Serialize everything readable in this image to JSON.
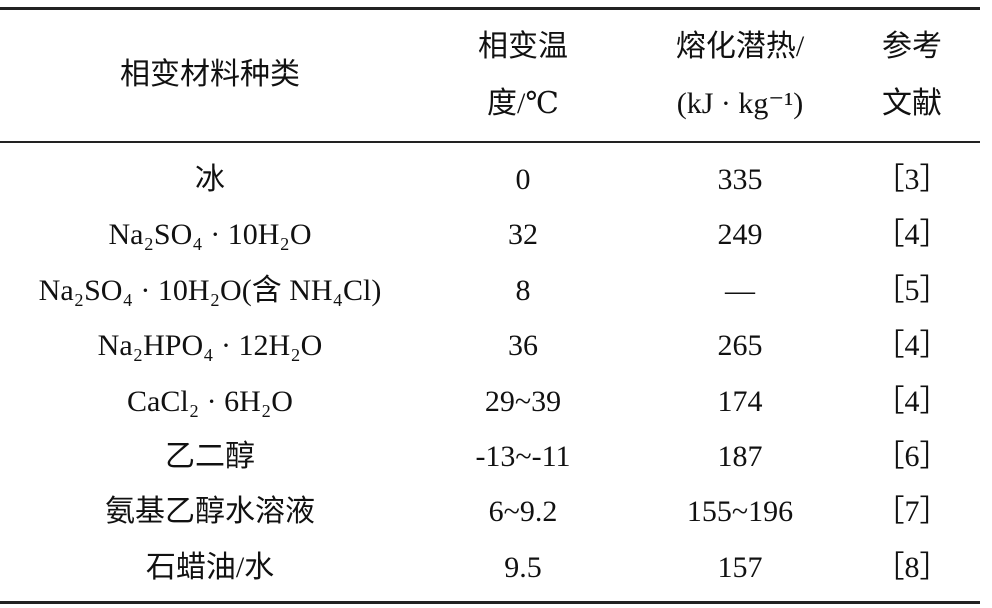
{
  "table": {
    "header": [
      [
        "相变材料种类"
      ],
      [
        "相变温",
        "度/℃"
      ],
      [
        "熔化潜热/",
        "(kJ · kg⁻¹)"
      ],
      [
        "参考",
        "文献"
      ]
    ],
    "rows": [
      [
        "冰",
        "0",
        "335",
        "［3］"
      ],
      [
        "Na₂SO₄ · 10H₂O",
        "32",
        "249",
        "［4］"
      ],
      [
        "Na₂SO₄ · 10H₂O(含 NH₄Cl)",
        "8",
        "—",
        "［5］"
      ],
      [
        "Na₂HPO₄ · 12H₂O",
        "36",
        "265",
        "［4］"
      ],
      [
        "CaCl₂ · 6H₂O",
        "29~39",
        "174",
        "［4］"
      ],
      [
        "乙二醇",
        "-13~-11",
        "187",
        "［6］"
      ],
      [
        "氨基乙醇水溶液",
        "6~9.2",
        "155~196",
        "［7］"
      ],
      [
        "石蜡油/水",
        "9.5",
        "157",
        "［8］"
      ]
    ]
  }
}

■ What the task asks ■
Word for word, quote the full listing, omitting every picture.

■ Answer to this problem ■
Serialize everything readable in this image to JSON.
{
  "table": {
    "header": [
      [
        "相变材料种类"
      ],
      [
        "相变温",
        "度/℃"
      ],
      [
        "熔化潜热/",
        "(kJ · kg⁻¹)"
      ],
      [
        "参考",
        "文献"
      ]
    ],
    "rows": [
      [
        "冰",
        "0",
        "335",
        "［3］"
      ],
      [
        "Na₂SO₄ · 10H₂O",
        "32",
        "249",
        "［4］"
      ],
      [
        "Na₂SO₄ · 10H₂O(含 NH₄Cl)",
        "8",
        "—",
        "［5］"
      ],
      [
        "Na₂HPO₄ · 12H₂O",
        "36",
        "265",
        "［4］"
      ],
      [
        "CaCl₂ · 6H₂O",
        "29~39",
        "174",
        "［4］"
      ],
      [
        "乙二醇",
        "-13~-11",
        "187",
        "［6］"
      ],
      [
        "氨基乙醇水溶液",
        "6~9.2",
        "155~196",
        "［7］"
      ],
      [
        "石蜡油/水",
        "9.5",
        "157",
        "［8］"
      ]
    ]
  }
}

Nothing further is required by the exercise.